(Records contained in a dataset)
#####
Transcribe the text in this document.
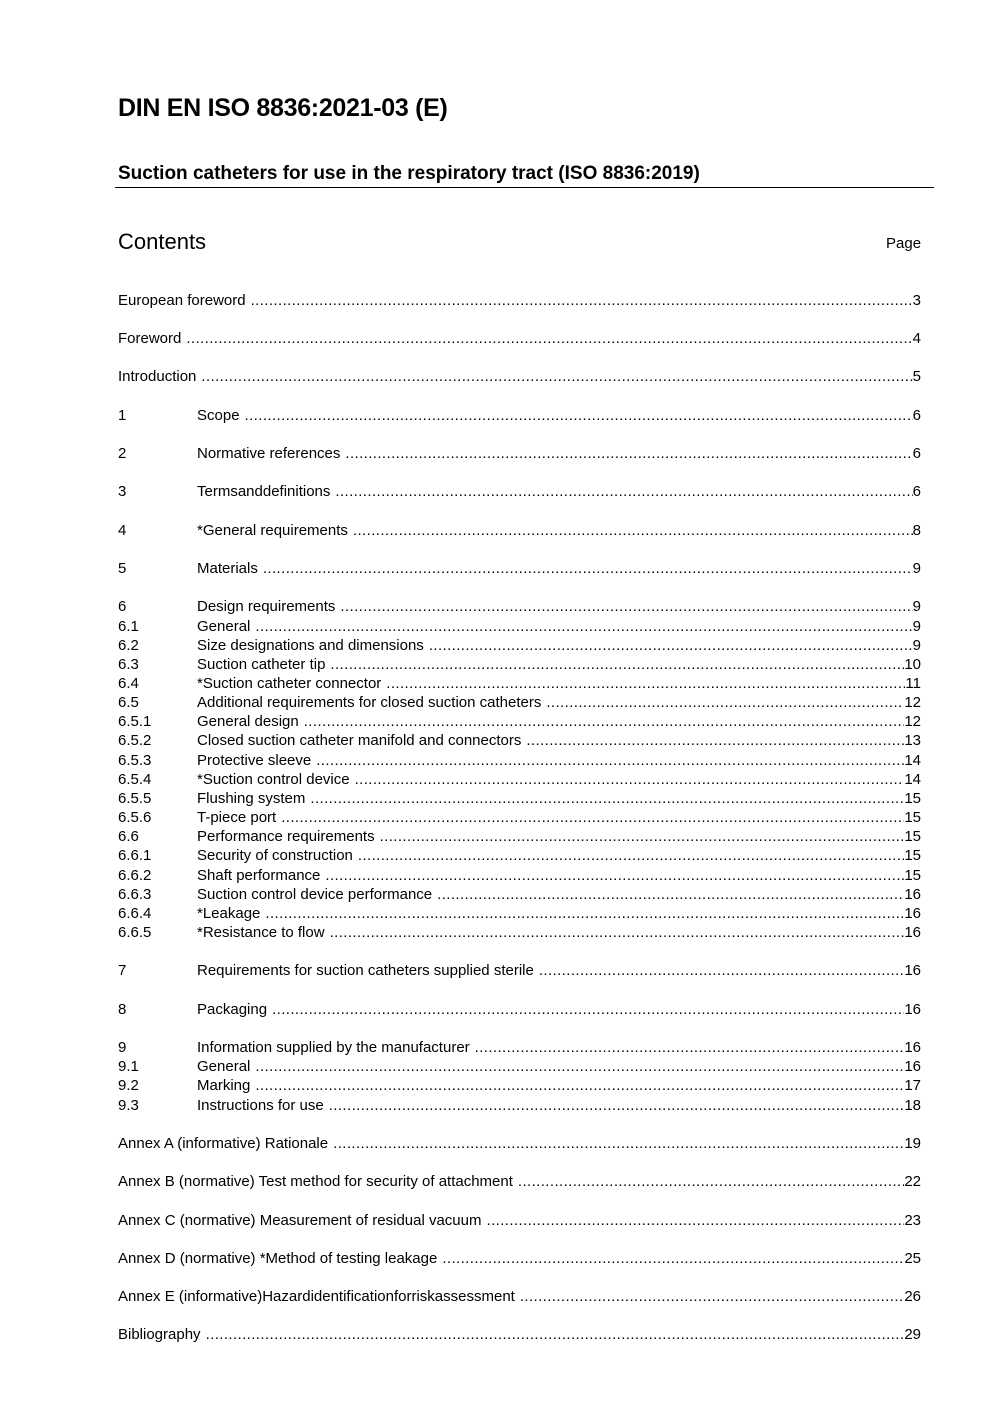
DIN EN ISO 8836:2021-03 (E)
Suction catheters for use in the respiratory tract (ISO 8836:2019)
Contents	Page
European foreword .....	3
Foreword .....	4
Introduction .....	5
1	Scope .....	6
2	Normative references .....	6
3	Termsanddefinitions .....	6
4	*General requirements .....	8
5	Materials .....	9
6	Design requirements .....	9
6.1	General .....	9
6.2	Size designations and dimensions .....	9
6.3	Suction catheter tip .....	10
6.4	*Suction catheter connector .....	11
6.5	Additional requirements for closed suction catheters .....	12
6.5.1	General design .....	12
6.5.2	Closed suction catheter manifold and connectors .....	13
6.5.3	Protective sleeve .....	14
6.5.4	*Suction control device .....	14
6.5.5	Flushing system .....	15
6.5.6	T-piece port .....	15
6.6	Performance requirements .....	15
6.6.1	Security of construction .....	15
6.6.2	Shaft performance .....	15
6.6.3	Suction control device performance .....	16
6.6.4	*Leakage .....	16
6.6.5	*Resistance to flow .....	16
7	Requirements for suction catheters supplied sterile .....	16
8	Packaging .....	16
9	Information supplied by the manufacturer .....	16
9.1	General .....	16
9.2	Marking .....	17
9.3	Instructions for use .....	18
Annex A (informative) Rationale .....	19
Annex B (normative) Test method for security of attachment .....	22
Annex C (normative) Measurement of residual vacuum .....	23
Annex D (normative) *Method of testing leakage .....	25
Annex E (informative)Hazardidentificationforriskassessment .....	26
Bibliography .....	29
#####
Select and copy every line from the records that includes the word "supplied".

7	Requirements for suction catheters supplied sterile .....	16
9	Information supplied by the manufacturer .....	16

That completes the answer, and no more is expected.